— Begin —

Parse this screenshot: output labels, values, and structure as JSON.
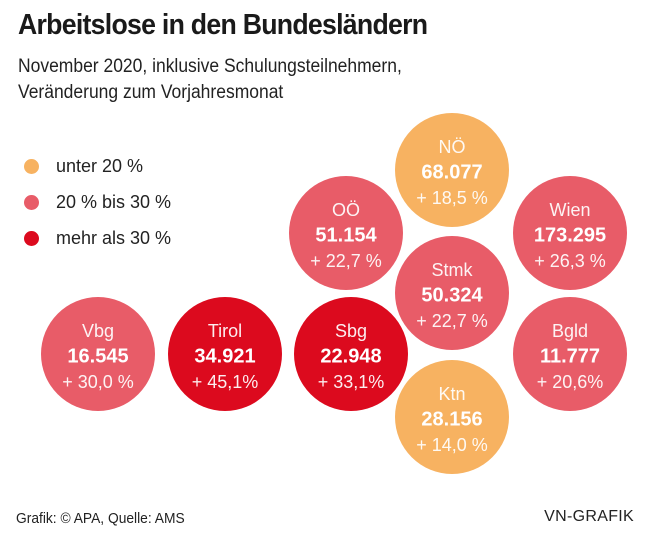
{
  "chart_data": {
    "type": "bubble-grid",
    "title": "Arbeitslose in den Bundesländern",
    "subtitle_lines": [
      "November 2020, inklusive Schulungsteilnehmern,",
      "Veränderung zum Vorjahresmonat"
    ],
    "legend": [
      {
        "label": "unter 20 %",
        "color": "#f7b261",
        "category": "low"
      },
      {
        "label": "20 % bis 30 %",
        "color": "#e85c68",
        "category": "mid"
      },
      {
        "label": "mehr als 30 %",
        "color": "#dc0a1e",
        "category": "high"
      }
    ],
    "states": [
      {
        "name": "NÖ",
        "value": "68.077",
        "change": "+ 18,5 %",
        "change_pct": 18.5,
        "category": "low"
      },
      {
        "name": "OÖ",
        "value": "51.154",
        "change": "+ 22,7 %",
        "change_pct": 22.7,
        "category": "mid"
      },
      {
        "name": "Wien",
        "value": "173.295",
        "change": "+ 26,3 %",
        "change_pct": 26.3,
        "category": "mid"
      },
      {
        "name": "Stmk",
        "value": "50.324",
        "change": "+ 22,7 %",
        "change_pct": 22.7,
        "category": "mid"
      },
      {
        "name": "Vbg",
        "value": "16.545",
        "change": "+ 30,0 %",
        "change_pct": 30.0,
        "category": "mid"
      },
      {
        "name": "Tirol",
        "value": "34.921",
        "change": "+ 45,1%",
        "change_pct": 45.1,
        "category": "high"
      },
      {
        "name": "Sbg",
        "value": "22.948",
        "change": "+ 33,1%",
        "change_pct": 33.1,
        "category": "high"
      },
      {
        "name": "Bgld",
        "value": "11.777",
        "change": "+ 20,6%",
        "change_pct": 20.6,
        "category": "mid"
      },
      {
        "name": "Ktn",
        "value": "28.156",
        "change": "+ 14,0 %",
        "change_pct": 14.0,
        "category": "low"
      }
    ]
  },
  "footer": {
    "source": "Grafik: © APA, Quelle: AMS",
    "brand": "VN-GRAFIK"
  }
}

— End —

EXERCISE DETAILS:
Examine the records and pull out every line where the string "color" occurs.

RESULT OF THE TASK:
        "color": "#f7b261",
        "color": "#e85c68",
        "color": "#dc0a1e",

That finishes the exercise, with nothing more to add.